>>

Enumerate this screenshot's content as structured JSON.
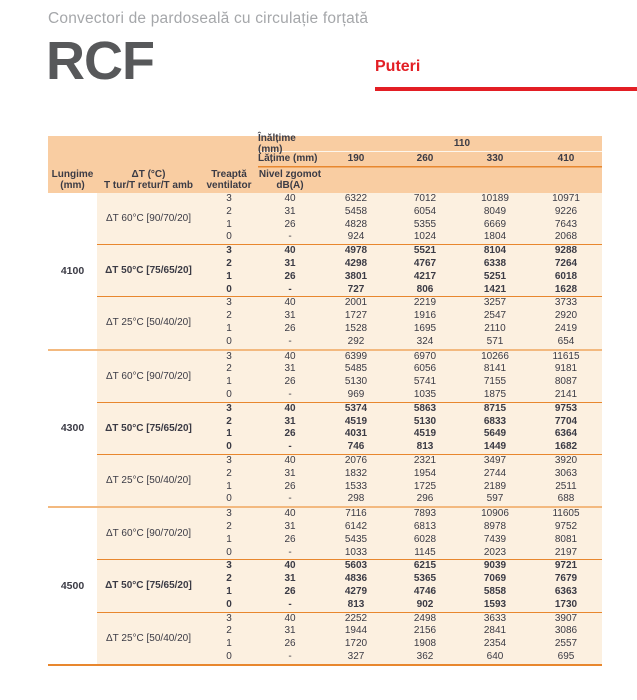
{
  "page": {
    "subtitle": "Convectori de pardoseală cu circulație forțată",
    "product": "RCF",
    "tab": "Puteri"
  },
  "colors": {
    "accent_red": "#E31E24",
    "header_bg": "#F9CDA2",
    "body_bg": "#FCF0E0",
    "line_orange": "#E8872E",
    "line_light": "#F3B97F",
    "text_dark": "#3B3B45",
    "title_gray": "#A5A7AA",
    "logo_gray": "#57585A"
  },
  "table": {
    "header": {
      "height_label": "Înălțime (mm)",
      "height_value": "110",
      "width_label": "Lățime (mm)",
      "width_values": [
        "190",
        "260",
        "330",
        "410"
      ],
      "col_length_1": "Lungime",
      "col_length_2": "(mm)",
      "col_dt_1": "ΔT (°C)",
      "col_dt_2": "T tur/T retur/T amb",
      "col_stage_1": "Treaptă",
      "col_stage_2": "ventilator",
      "col_noise_1": "Nivel zgomot",
      "col_noise_2": "dB(A)"
    },
    "groups": [
      {
        "length": "4100",
        "blocks": [
          {
            "dt": "ΔT 60°C [90/70/20]",
            "bold": false,
            "rows": [
              [
                "3",
                "40",
                "6322",
                "7012",
                "10189",
                "10971"
              ],
              [
                "2",
                "31",
                "5458",
                "6054",
                "8049",
                "9226"
              ],
              [
                "1",
                "26",
                "4828",
                "5355",
                "6669",
                "7643"
              ],
              [
                "0",
                "-",
                "924",
                "1024",
                "1804",
                "2068"
              ]
            ]
          },
          {
            "dt": "ΔT 50°C [75/65/20]",
            "bold": true,
            "rows": [
              [
                "3",
                "40",
                "4978",
                "5521",
                "8104",
                "9288"
              ],
              [
                "2",
                "31",
                "4298",
                "4767",
                "6338",
                "7264"
              ],
              [
                "1",
                "26",
                "3801",
                "4217",
                "5251",
                "6018"
              ],
              [
                "0",
                "-",
                "727",
                "806",
                "1421",
                "1628"
              ]
            ]
          },
          {
            "dt": "ΔT 25°C [50/40/20]",
            "bold": false,
            "rows": [
              [
                "3",
                "40",
                "2001",
                "2219",
                "3257",
                "3733"
              ],
              [
                "2",
                "31",
                "1727",
                "1916",
                "2547",
                "2920"
              ],
              [
                "1",
                "26",
                "1528",
                "1695",
                "2110",
                "2419"
              ],
              [
                "0",
                "-",
                "292",
                "324",
                "571",
                "654"
              ]
            ]
          }
        ]
      },
      {
        "length": "4300",
        "blocks": [
          {
            "dt": "ΔT 60°C [90/70/20]",
            "bold": false,
            "rows": [
              [
                "3",
                "40",
                "6399",
                "6970",
                "10266",
                "11615"
              ],
              [
                "2",
                "31",
                "5485",
                "6056",
                "8141",
                "9181"
              ],
              [
                "1",
                "26",
                "5130",
                "5741",
                "7155",
                "8087"
              ],
              [
                "0",
                "-",
                "969",
                "1035",
                "1875",
                "2141"
              ]
            ]
          },
          {
            "dt": "ΔT 50°C [75/65/20]",
            "bold": true,
            "rows": [
              [
                "3",
                "40",
                "5374",
                "5863",
                "8715",
                "9753"
              ],
              [
                "2",
                "31",
                "4519",
                "5130",
                "6833",
                "7704"
              ],
              [
                "1",
                "26",
                "4031",
                "4519",
                "5649",
                "6364"
              ],
              [
                "0",
                "-",
                "746",
                "813",
                "1449",
                "1682"
              ]
            ]
          },
          {
            "dt": "ΔT 25°C [50/40/20]",
            "bold": false,
            "rows": [
              [
                "3",
                "40",
                "2076",
                "2321",
                "3497",
                "3920"
              ],
              [
                "2",
                "31",
                "1832",
                "1954",
                "2744",
                "3063"
              ],
              [
                "1",
                "26",
                "1533",
                "1725",
                "2189",
                "2511"
              ],
              [
                "0",
                "-",
                "298",
                "296",
                "597",
                "688"
              ]
            ]
          }
        ]
      },
      {
        "length": "4500",
        "blocks": [
          {
            "dt": "ΔT 60°C [90/70/20]",
            "bold": false,
            "rows": [
              [
                "3",
                "40",
                "7116",
                "7893",
                "10906",
                "11605"
              ],
              [
                "2",
                "31",
                "6142",
                "6813",
                "8978",
                "9752"
              ],
              [
                "1",
                "26",
                "5435",
                "6028",
                "7439",
                "8081"
              ],
              [
                "0",
                "-",
                "1033",
                "1145",
                "2023",
                "2197"
              ]
            ]
          },
          {
            "dt": "ΔT 50°C [75/65/20]",
            "bold": true,
            "rows": [
              [
                "3",
                "40",
                "5603",
                "6215",
                "9039",
                "9721"
              ],
              [
                "2",
                "31",
                "4836",
                "5365",
                "7069",
                "7679"
              ],
              [
                "1",
                "26",
                "4279",
                "4746",
                "5858",
                "6363"
              ],
              [
                "0",
                "-",
                "813",
                "902",
                "1593",
                "1730"
              ]
            ]
          },
          {
            "dt": "ΔT 25°C [50/40/20]",
            "bold": false,
            "rows": [
              [
                "3",
                "40",
                "2252",
                "2498",
                "3633",
                "3907"
              ],
              [
                "2",
                "31",
                "1944",
                "2156",
                "2841",
                "3086"
              ],
              [
                "1",
                "26",
                "1720",
                "1908",
                "2354",
                "2557"
              ],
              [
                "0",
                "-",
                "327",
                "362",
                "640",
                "695"
              ]
            ]
          }
        ]
      }
    ]
  }
}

<<

What you should do → Repeat the entries exactly and keep the pictures out of the copy.

Response below →
Enumerate this screenshot's content as structured JSON.
{
  "page": {
    "subtitle": "Convectori de pardoseală cu circulație forțată",
    "product": "RCF",
    "tab": "Puteri"
  },
  "colors": {
    "accent_red": "#E31E24",
    "header_bg": "#F9CDA2",
    "body_bg": "#FCF0E0",
    "line_orange": "#E8872E",
    "line_light": "#F3B97F",
    "text_dark": "#3B3B45",
    "title_gray": "#A5A7AA",
    "logo_gray": "#57585A"
  },
  "table": {
    "header": {
      "height_label": "Înălțime (mm)",
      "height_value": "110",
      "width_label": "Lățime (mm)",
      "width_values": [
        "190",
        "260",
        "330",
        "410"
      ],
      "col_length_1": "Lungime",
      "col_length_2": "(mm)",
      "col_dt_1": "ΔT (°C)",
      "col_dt_2": "T tur/T retur/T amb",
      "col_stage_1": "Treaptă",
      "col_stage_2": "ventilator",
      "col_noise_1": "Nivel zgomot",
      "col_noise_2": "dB(A)"
    },
    "groups": [
      {
        "length": "4100",
        "blocks": [
          {
            "dt": "ΔT 60°C [90/70/20]",
            "bold": false,
            "rows": [
              [
                "3",
                "40",
                "6322",
                "7012",
                "10189",
                "10971"
              ],
              [
                "2",
                "31",
                "5458",
                "6054",
                "8049",
                "9226"
              ],
              [
                "1",
                "26",
                "4828",
                "5355",
                "6669",
                "7643"
              ],
              [
                "0",
                "-",
                "924",
                "1024",
                "1804",
                "2068"
              ]
            ]
          },
          {
            "dt": "ΔT 50°C [75/65/20]",
            "bold": true,
            "rows": [
              [
                "3",
                "40",
                "4978",
                "5521",
                "8104",
                "9288"
              ],
              [
                "2",
                "31",
                "4298",
                "4767",
                "6338",
                "7264"
              ],
              [
                "1",
                "26",
                "3801",
                "4217",
                "5251",
                "6018"
              ],
              [
                "0",
                "-",
                "727",
                "806",
                "1421",
                "1628"
              ]
            ]
          },
          {
            "dt": "ΔT 25°C [50/40/20]",
            "bold": false,
            "rows": [
              [
                "3",
                "40",
                "2001",
                "2219",
                "3257",
                "3733"
              ],
              [
                "2",
                "31",
                "1727",
                "1916",
                "2547",
                "2920"
              ],
              [
                "1",
                "26",
                "1528",
                "1695",
                "2110",
                "2419"
              ],
              [
                "0",
                "-",
                "292",
                "324",
                "571",
                "654"
              ]
            ]
          }
        ]
      },
      {
        "length": "4300",
        "blocks": [
          {
            "dt": "ΔT 60°C [90/70/20]",
            "bold": false,
            "rows": [
              [
                "3",
                "40",
                "6399",
                "6970",
                "10266",
                "11615"
              ],
              [
                "2",
                "31",
                "5485",
                "6056",
                "8141",
                "9181"
              ],
              [
                "1",
                "26",
                "5130",
                "5741",
                "7155",
                "8087"
              ],
              [
                "0",
                "-",
                "969",
                "1035",
                "1875",
                "2141"
              ]
            ]
          },
          {
            "dt": "ΔT 50°C [75/65/20]",
            "bold": true,
            "rows": [
              [
                "3",
                "40",
                "5374",
                "5863",
                "8715",
                "9753"
              ],
              [
                "2",
                "31",
                "4519",
                "5130",
                "6833",
                "7704"
              ],
              [
                "1",
                "26",
                "4031",
                "4519",
                "5649",
                "6364"
              ],
              [
                "0",
                "-",
                "746",
                "813",
                "1449",
                "1682"
              ]
            ]
          },
          {
            "dt": "ΔT 25°C [50/40/20]",
            "bold": false,
            "rows": [
              [
                "3",
                "40",
                "2076",
                "2321",
                "3497",
                "3920"
              ],
              [
                "2",
                "31",
                "1832",
                "1954",
                "2744",
                "3063"
              ],
              [
                "1",
                "26",
                "1533",
                "1725",
                "2189",
                "2511"
              ],
              [
                "0",
                "-",
                "298",
                "296",
                "597",
                "688"
              ]
            ]
          }
        ]
      },
      {
        "length": "4500",
        "blocks": [
          {
            "dt": "ΔT 60°C [90/70/20]",
            "bold": false,
            "rows": [
              [
                "3",
                "40",
                "7116",
                "7893",
                "10906",
                "11605"
              ],
              [
                "2",
                "31",
                "6142",
                "6813",
                "8978",
                "9752"
              ],
              [
                "1",
                "26",
                "5435",
                "6028",
                "7439",
                "8081"
              ],
              [
                "0",
                "-",
                "1033",
                "1145",
                "2023",
                "2197"
              ]
            ]
          },
          {
            "dt": "ΔT 50°C [75/65/20]",
            "bold": true,
            "rows": [
              [
                "3",
                "40",
                "5603",
                "6215",
                "9039",
                "9721"
              ],
              [
                "2",
                "31",
                "4836",
                "5365",
                "7069",
                "7679"
              ],
              [
                "1",
                "26",
                "4279",
                "4746",
                "5858",
                "6363"
              ],
              [
                "0",
                "-",
                "813",
                "902",
                "1593",
                "1730"
              ]
            ]
          },
          {
            "dt": "ΔT 25°C [50/40/20]",
            "bold": false,
            "rows": [
              [
                "3",
                "40",
                "2252",
                "2498",
                "3633",
                "3907"
              ],
              [
                "2",
                "31",
                "1944",
                "2156",
                "2841",
                "3086"
              ],
              [
                "1",
                "26",
                "1720",
                "1908",
                "2354",
                "2557"
              ],
              [
                "0",
                "-",
                "327",
                "362",
                "640",
                "695"
              ]
            ]
          }
        ]
      }
    ]
  }
}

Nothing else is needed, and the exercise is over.